'''

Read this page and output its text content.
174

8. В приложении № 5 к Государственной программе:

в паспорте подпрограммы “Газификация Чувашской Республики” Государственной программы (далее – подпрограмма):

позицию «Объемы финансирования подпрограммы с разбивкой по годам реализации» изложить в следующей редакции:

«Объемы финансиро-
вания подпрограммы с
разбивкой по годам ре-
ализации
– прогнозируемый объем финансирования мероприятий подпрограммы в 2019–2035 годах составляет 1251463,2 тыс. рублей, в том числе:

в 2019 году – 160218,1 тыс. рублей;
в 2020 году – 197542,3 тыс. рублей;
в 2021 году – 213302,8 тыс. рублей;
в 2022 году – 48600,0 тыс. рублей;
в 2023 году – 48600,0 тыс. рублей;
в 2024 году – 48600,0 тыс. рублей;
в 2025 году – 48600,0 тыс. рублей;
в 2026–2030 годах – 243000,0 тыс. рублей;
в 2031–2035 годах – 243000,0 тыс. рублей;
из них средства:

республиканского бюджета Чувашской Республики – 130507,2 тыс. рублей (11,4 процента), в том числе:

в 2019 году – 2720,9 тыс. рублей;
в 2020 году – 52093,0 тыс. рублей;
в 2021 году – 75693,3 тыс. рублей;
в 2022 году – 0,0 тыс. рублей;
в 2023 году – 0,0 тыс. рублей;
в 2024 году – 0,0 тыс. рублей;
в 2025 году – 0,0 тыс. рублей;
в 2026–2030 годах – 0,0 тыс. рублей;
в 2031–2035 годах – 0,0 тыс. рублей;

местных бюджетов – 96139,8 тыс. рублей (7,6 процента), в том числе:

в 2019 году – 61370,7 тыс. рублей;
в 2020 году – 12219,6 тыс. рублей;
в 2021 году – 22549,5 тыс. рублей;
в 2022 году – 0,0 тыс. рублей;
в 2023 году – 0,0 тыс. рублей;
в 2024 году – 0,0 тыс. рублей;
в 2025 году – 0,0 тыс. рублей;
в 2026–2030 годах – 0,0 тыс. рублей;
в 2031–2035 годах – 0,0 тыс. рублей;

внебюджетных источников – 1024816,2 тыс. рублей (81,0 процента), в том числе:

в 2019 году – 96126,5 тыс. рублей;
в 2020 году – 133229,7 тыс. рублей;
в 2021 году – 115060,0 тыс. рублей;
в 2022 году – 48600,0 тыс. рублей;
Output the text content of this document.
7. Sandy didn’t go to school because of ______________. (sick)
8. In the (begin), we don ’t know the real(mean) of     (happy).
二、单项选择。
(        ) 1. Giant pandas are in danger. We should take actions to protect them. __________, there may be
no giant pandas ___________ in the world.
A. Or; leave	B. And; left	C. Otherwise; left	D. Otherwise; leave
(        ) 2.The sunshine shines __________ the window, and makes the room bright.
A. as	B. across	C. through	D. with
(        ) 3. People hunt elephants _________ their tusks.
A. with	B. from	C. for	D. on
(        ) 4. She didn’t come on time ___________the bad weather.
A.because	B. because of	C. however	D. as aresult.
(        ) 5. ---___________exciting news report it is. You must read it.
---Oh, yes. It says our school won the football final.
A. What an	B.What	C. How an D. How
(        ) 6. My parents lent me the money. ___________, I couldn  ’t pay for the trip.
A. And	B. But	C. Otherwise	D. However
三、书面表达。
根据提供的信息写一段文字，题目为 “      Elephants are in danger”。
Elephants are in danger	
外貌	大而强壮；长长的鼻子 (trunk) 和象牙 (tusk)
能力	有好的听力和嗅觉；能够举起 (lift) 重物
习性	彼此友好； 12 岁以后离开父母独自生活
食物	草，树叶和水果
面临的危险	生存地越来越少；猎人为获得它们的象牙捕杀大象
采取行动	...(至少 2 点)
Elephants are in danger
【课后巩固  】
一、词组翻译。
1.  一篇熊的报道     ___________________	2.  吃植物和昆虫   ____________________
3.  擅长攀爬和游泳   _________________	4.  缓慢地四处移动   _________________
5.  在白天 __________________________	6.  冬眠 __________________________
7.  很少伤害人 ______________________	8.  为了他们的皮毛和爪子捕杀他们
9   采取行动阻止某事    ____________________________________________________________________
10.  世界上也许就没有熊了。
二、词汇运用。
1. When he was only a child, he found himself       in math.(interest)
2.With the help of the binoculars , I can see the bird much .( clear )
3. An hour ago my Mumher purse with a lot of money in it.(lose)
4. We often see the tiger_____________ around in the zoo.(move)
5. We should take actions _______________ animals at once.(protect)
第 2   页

'''

_What is being asked_
Make an exact copy of the records.

_Reply_
Read this page and output its text content.
174

8. В приложении № 5 к Государственной программе:

в паспорте подпрограммы “Газификация Чувашской Республики” Государственной программы (далее – подпрограмма):

позицию «Объемы финансирования подпрограммы с разбивкой по годам реализации» изложить в следующей редакции:

«Объемы финансиро-
вания подпрограммы с
разбивкой по годам ре-
ализации
– прогнозируемый объем финансирования мероприятий подпрограммы в 2019–2035 годах составляет 1251463,2 тыс. рублей, в том числе:

в 2019 году – 160218,1 тыс. рублей;
в 2020 году – 197542,3 тыс. рублей;
в 2021 году – 213302,8 тыс. рублей;
в 2022 году – 48600,0 тыс. рублей;
в 2023 году – 48600,0 тыс. рублей;
в 2024 году – 48600,0 тыс. рублей;
в 2025 году – 48600,0 тыс. рублей;
в 2026–2030 годах – 243000,0 тыс. рублей;
в 2031–2035 годах – 243000,0 тыс. рублей;
из них средства:

республиканского бюджета Чувашской Республики – 130507,2 тыс. рублей (11,4 процента), в том числе:

в 2019 году – 2720,9 тыс. рублей;
в 2020 году – 52093,0 тыс. рублей;
в 2021 году – 75693,3 тыс. рублей;
в 2022 году – 0,0 тыс. рублей;
в 2023 году – 0,0 тыс. рублей;
в 2024 году – 0,0 тыс. рублей;
в 2025 году – 0,0 тыс. рублей;
в 2026–2030 годах – 0,0 тыс. рублей;
в 2031–2035 годах – 0,0 тыс. рублей;

местных бюджетов – 96139,8 тыс. рублей (7,6 процента), в том числе:

в 2019 году – 61370,7 тыс. рублей;
в 2020 году – 12219,6 тыс. рублей;
в 2021 году – 22549,5 тыс. рублей;
в 2022 году – 0,0 тыс. рублей;
в 2023 году – 0,0 тыс. рублей;
в 2024 году – 0,0 тыс. рублей;
в 2025 году – 0,0 тыс. рублей;
в 2026–2030 годах – 0,0 тыс. рублей;
в 2031–2035 годах – 0,0 тыс. рублей;

внебюджетных источников – 1024816,2 тыс. рублей (81,0 процента), в том числе:

в 2019 году – 96126,5 тыс. рублей;
в 2020 году – 133229,7 тыс. рублей;
в 2021 году – 115060,0 тыс. рублей;
в 2022 году – 48600,0 тыс. рублей;
Output the text content of this document.
7. Sandy didn’t go to school because of ______________. (sick)
8. In the (begin), we don ’t know the real(mean) of     (happy).
二、单项选择。
(        ) 1. Giant pandas are in danger. We should take actions to protect them. __________, there may be
no giant pandas ___________ in the world.
A. Or; leave	B. And; left	C. Otherwise; left	D. Otherwise; leave
(        ) 2.The sunshine shines __________ the window, and makes the room bright.
A. as	B. across	C. through	D. with
(        ) 3. People hunt elephants _________ their tusks.
A. with	B. from	C. for	D. on
(        ) 4. She didn’t come on time ___________the bad weather.
A.because	B. because of	C. however	D. as aresult.
(        ) 5. ---___________exciting news report it is. You must read it.
---Oh, yes. It says our school won the football final.
A. What an	B.What	C. How an D. How
(        ) 6. My parents lent me the money. ___________, I couldn  ’t pay for the trip.
A. And	B. But	C. Otherwise	D. However
三、书面表达。
根据提供的信息写一段文字，题目为 “      Elephants are in danger”。
Elephants are in danger	
外貌	大而强壮；长长的鼻子 (trunk) 和象牙 (tusk)
能力	有好的听力和嗅觉；能够举起 (lift) 重物
习性	彼此友好； 12 岁以后离开父母独自生活
食物	草，树叶和水果
面临的危险	生存地越来越少；猎人为获得它们的象牙捕杀大象
采取行动	...(至少 2 点)
Elephants are in danger
【课后巩固  】
一、词组翻译。
1.  一篇熊的报道     ___________________	2.  吃植物和昆虫   ____________________
3.  擅长攀爬和游泳   _________________	4.  缓慢地四处移动   _________________
5.  在白天 __________________________	6.  冬眠 __________________________
7.  很少伤害人 ______________________	8.  为了他们的皮毛和爪子捕杀他们
9   采取行动阻止某事    ____________________________________________________________________
10.  世界上也许就没有熊了。
二、词汇运用。
1. When he was only a child, he found himself       in math.(interest)
2.With the help of the binoculars , I can see the bird much .( clear )
3. An hour ago my Mumher purse with a lot of money in it.(lose)
4. We often see the tiger_____________ around in the zoo.(move)
5. We should take actions _______________ animals at once.(protect)
第 2   页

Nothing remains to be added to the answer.